Please find all lines in the data that hold the string "Desorption" and copy them.

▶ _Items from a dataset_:
------------------------------------------------------------------------

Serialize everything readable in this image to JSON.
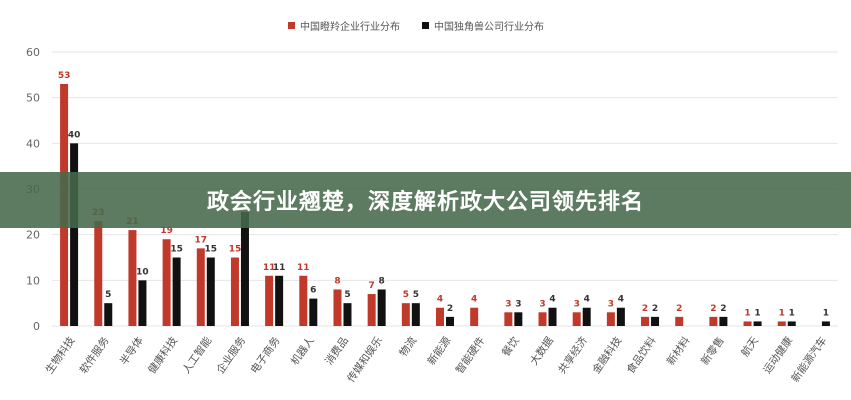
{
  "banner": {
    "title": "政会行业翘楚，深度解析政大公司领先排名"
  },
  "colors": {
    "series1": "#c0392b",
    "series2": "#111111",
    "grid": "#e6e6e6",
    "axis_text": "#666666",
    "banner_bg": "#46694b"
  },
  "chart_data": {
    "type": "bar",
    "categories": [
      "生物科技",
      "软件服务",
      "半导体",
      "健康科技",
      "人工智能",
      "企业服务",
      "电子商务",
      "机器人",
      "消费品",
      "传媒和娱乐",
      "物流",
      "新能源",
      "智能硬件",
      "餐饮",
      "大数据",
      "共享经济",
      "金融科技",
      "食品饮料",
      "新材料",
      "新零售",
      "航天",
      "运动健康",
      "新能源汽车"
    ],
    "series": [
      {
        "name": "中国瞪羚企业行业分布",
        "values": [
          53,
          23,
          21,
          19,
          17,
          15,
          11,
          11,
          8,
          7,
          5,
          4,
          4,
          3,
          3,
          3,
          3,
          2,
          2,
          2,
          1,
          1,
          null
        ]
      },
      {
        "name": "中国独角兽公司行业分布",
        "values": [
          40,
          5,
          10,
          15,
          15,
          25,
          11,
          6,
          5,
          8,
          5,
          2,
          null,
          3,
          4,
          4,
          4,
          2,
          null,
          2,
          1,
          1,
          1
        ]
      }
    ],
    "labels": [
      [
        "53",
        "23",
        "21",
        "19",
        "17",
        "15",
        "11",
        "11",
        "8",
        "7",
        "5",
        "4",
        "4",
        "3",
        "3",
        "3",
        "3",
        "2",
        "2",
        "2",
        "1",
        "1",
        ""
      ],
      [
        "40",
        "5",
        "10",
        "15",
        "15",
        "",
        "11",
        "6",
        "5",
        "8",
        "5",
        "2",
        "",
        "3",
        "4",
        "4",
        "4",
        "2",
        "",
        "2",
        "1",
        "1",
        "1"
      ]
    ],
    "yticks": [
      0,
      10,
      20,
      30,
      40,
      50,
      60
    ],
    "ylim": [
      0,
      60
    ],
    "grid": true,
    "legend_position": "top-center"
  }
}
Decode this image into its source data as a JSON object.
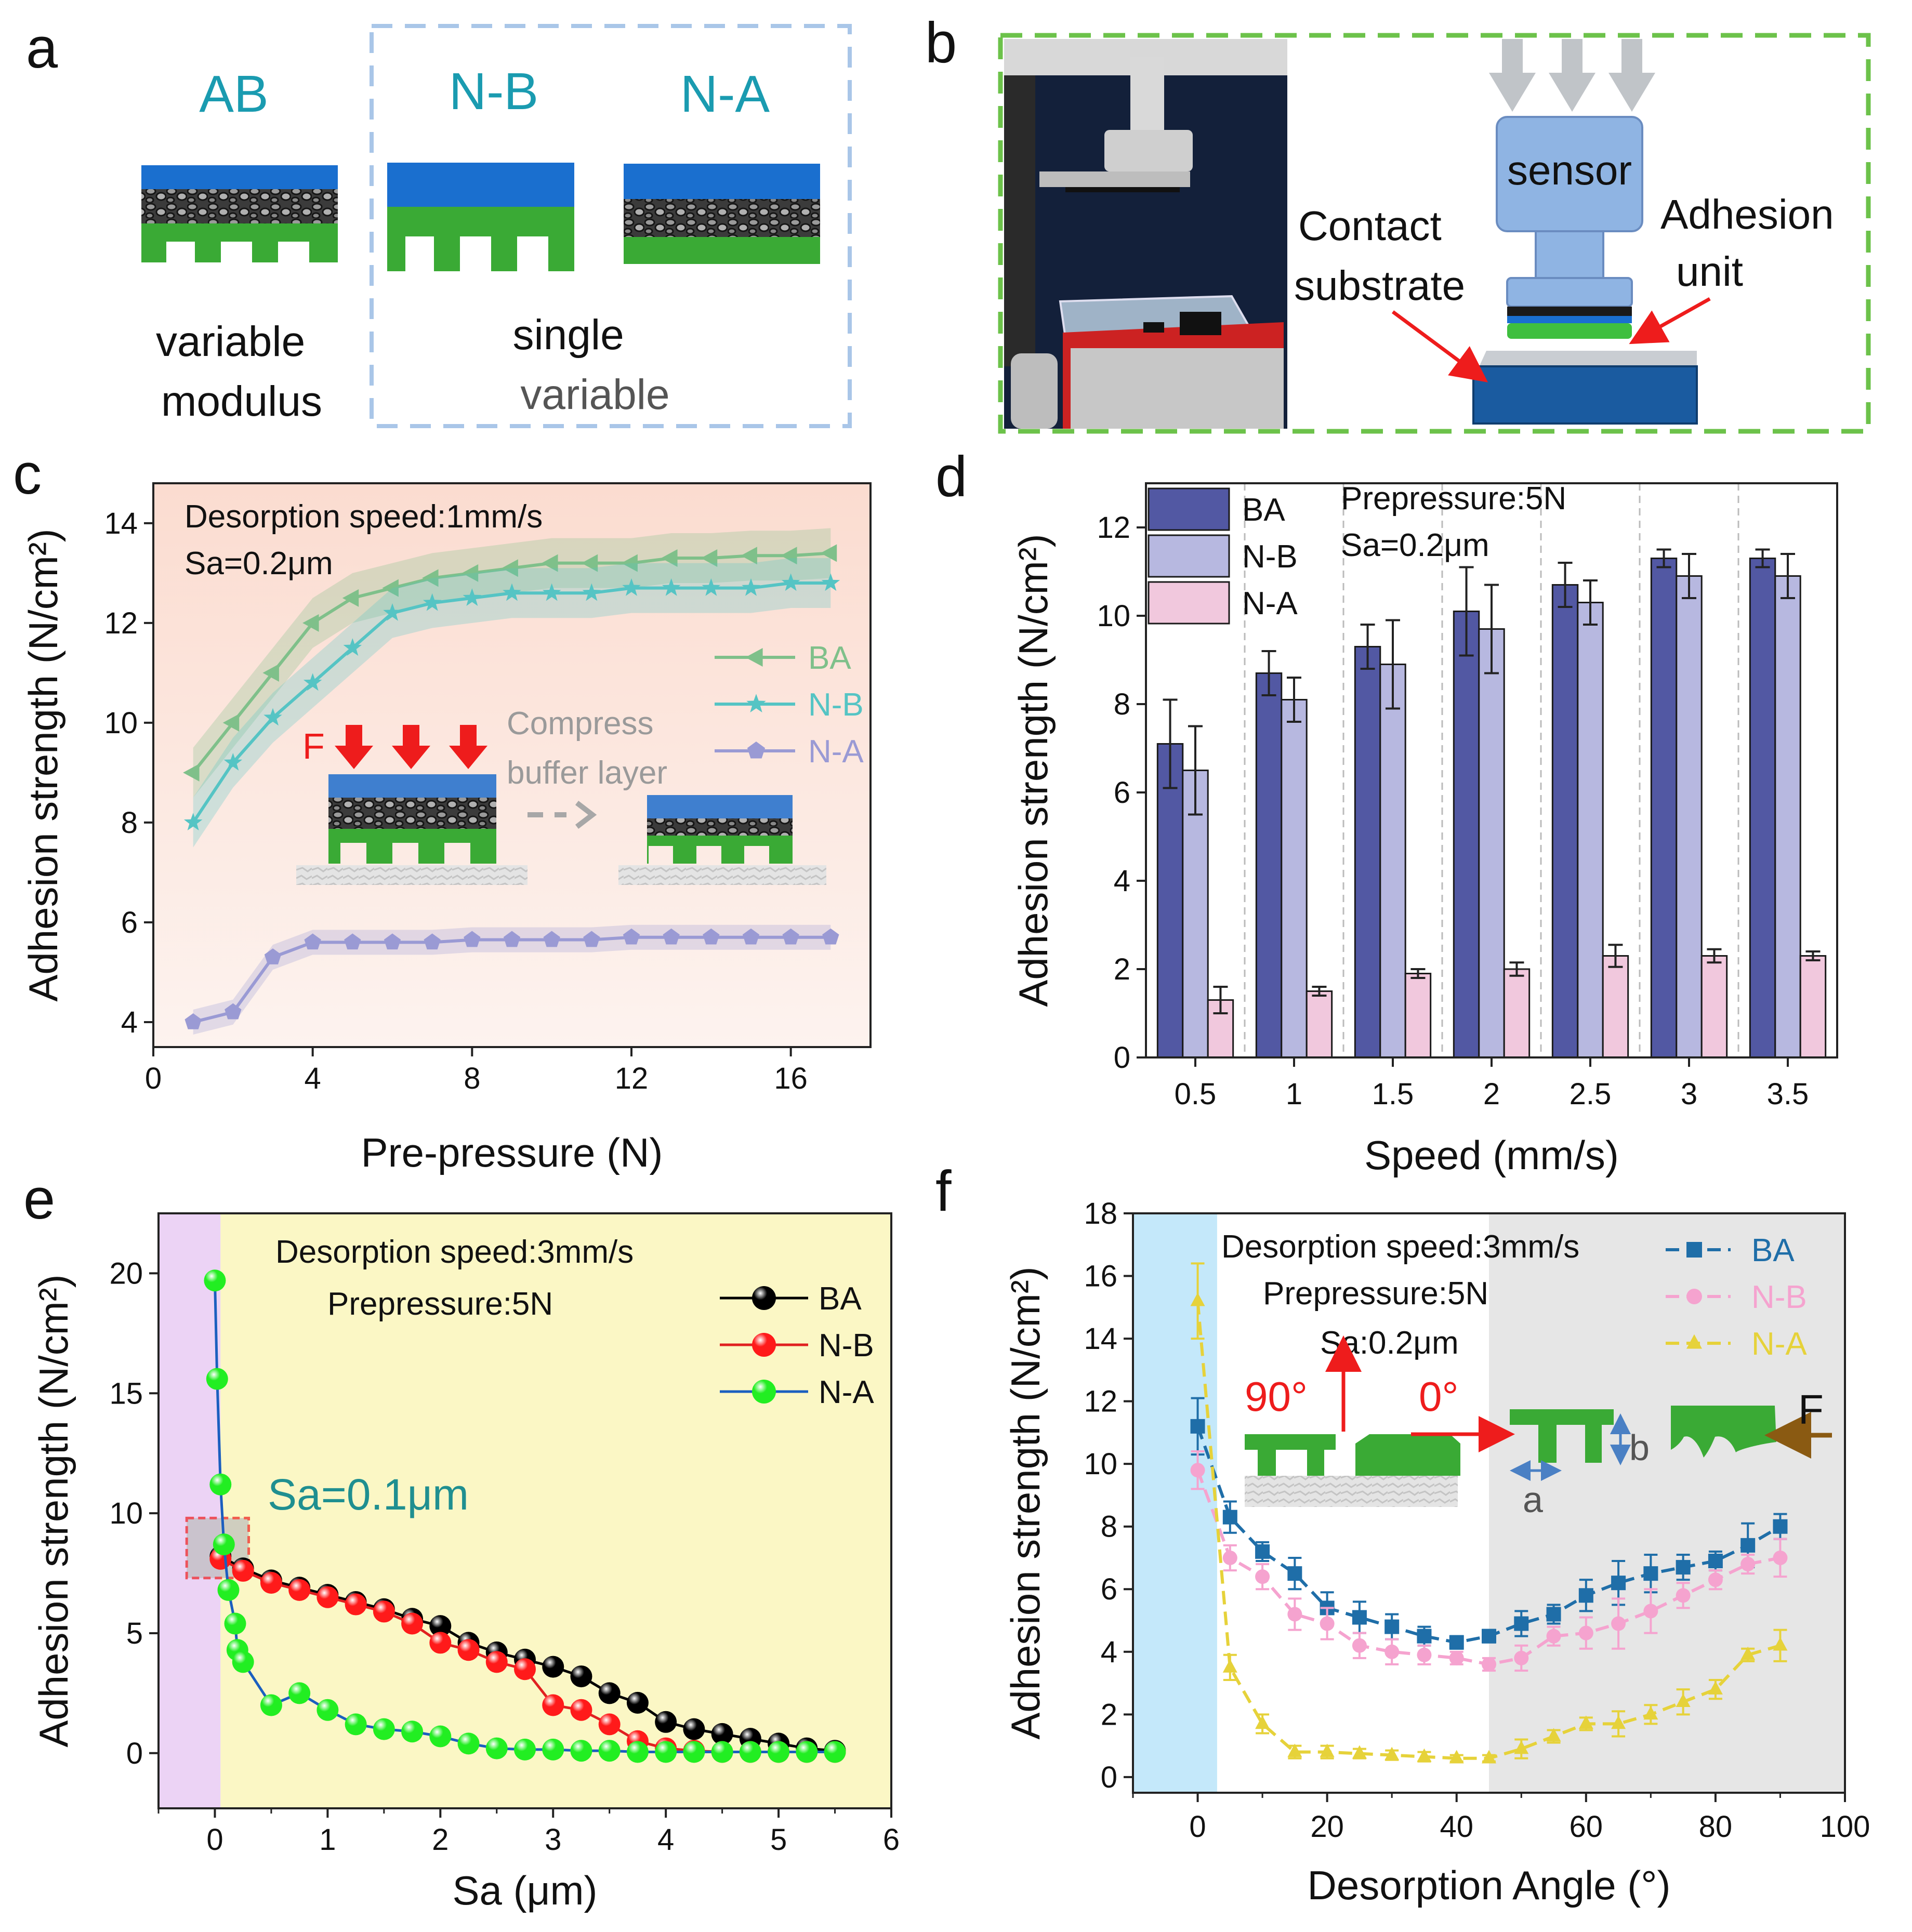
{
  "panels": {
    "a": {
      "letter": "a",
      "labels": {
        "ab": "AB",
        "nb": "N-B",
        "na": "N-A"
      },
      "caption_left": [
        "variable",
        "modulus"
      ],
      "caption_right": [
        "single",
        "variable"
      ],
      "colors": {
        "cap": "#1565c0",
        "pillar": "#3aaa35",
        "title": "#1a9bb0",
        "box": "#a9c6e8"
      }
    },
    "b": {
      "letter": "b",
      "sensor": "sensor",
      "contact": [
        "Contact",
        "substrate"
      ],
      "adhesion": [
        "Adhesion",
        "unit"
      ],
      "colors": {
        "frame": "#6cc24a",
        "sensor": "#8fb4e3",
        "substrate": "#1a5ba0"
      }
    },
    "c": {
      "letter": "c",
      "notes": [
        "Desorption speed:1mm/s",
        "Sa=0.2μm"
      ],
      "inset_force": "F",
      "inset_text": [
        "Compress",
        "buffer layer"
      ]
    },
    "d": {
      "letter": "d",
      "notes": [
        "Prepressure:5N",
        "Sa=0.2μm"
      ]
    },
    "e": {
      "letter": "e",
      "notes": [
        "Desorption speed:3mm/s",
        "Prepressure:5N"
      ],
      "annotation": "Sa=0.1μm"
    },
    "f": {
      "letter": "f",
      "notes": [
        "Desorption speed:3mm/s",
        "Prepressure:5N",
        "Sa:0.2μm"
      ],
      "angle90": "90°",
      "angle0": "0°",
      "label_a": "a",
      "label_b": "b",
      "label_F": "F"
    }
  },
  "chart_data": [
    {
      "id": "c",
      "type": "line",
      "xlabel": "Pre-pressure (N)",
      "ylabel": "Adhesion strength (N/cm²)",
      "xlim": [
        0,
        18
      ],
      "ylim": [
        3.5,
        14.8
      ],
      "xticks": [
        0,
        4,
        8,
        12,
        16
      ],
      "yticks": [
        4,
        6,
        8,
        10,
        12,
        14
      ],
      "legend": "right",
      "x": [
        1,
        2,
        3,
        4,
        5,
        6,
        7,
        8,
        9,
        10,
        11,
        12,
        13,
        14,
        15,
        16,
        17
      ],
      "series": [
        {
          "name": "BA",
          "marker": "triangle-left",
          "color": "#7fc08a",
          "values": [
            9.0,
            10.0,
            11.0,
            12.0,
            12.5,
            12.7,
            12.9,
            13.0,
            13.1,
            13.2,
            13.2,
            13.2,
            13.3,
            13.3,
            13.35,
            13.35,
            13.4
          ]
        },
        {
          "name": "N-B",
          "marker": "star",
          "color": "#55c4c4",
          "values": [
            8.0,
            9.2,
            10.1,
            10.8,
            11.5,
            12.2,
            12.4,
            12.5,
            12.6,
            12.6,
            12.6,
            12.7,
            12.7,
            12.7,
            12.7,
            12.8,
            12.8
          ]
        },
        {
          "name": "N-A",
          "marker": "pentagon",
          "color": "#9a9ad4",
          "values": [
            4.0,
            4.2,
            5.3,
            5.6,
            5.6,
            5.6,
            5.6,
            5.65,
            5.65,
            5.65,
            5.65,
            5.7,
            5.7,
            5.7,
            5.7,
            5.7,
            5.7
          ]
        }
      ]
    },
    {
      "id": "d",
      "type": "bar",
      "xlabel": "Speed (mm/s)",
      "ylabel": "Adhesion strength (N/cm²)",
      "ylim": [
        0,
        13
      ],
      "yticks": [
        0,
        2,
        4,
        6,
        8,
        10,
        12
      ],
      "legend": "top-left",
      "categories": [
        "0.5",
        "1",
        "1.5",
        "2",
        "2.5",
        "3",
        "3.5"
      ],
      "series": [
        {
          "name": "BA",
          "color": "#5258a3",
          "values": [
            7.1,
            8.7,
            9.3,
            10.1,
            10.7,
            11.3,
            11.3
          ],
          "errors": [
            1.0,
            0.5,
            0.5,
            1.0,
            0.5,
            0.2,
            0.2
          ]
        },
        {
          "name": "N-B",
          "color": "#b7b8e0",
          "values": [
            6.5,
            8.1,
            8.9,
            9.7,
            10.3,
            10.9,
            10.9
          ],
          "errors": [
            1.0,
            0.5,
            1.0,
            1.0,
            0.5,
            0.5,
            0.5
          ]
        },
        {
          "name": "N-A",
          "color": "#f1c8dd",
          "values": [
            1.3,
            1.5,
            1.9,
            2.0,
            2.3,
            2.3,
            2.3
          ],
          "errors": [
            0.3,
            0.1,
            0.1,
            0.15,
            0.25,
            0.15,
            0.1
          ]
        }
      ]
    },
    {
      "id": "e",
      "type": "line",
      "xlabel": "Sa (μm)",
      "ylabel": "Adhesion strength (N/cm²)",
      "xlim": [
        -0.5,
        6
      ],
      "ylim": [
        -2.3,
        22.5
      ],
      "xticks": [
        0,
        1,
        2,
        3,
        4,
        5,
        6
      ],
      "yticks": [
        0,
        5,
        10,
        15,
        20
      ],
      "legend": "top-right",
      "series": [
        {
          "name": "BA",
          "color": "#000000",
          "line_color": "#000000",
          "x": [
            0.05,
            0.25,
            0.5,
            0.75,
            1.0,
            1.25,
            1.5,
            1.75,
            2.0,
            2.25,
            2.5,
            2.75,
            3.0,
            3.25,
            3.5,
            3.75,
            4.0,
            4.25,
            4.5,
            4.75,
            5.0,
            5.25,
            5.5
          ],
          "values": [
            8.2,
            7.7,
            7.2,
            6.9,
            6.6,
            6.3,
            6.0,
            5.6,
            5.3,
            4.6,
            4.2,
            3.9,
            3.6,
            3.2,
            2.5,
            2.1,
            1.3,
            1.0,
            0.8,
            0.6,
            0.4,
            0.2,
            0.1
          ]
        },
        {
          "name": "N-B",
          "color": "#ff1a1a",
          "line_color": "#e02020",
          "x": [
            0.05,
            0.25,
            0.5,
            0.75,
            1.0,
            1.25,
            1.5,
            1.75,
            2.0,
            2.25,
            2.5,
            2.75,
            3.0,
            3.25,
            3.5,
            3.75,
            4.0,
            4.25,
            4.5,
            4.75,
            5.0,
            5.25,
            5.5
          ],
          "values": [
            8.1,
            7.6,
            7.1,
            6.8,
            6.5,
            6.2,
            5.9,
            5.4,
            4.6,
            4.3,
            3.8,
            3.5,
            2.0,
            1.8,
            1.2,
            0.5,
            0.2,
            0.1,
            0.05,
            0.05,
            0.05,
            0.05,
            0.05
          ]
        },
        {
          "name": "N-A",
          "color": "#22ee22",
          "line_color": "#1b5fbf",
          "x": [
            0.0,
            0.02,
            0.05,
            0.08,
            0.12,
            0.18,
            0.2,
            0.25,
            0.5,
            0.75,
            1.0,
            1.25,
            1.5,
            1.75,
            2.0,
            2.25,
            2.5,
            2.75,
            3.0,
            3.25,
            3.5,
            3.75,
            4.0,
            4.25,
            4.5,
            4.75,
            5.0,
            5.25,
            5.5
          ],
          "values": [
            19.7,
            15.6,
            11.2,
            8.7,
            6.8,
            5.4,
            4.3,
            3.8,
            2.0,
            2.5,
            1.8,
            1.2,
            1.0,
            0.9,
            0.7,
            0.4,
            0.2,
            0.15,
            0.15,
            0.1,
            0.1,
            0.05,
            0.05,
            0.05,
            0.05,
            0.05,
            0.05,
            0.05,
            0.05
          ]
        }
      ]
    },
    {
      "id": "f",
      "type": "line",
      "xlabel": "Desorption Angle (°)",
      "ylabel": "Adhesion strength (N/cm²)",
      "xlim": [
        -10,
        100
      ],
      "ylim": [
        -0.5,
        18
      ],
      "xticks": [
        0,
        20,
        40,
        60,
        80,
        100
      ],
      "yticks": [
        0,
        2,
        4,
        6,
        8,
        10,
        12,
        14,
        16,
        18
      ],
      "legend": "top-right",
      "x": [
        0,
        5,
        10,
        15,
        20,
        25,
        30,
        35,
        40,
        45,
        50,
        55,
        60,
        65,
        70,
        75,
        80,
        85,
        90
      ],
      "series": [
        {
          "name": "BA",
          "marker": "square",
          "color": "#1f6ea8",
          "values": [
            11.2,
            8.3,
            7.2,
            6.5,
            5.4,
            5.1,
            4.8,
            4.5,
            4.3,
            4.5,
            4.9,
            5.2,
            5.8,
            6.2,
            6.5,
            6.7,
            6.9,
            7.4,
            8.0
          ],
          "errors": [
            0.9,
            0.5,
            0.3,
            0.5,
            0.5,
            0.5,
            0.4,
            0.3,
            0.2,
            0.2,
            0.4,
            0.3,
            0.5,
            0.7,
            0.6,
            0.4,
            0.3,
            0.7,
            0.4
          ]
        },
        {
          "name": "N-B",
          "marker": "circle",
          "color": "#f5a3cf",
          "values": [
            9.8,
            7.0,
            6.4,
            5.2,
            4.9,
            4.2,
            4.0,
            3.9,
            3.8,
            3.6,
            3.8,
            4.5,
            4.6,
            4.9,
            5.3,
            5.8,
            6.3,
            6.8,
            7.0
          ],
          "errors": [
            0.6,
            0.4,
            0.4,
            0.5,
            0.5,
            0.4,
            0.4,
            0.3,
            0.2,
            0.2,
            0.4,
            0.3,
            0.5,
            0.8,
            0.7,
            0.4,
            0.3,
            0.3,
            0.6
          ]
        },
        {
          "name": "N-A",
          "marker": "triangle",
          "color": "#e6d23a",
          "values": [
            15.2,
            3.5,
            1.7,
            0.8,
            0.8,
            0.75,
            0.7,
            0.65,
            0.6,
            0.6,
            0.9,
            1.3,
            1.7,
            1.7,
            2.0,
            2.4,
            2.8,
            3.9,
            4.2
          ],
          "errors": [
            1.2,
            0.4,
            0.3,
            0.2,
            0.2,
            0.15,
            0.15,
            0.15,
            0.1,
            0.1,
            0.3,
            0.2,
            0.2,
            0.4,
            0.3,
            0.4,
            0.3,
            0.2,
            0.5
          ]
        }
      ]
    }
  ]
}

------------------------------------------------------------------------

▶ _Answer for this exercise_:
        "Desorption speed:1mm/s",
        "Desorption speed:3mm/s",
        "Desorption speed:3mm/s",
      "xlabel": "Desorption Angle (°)",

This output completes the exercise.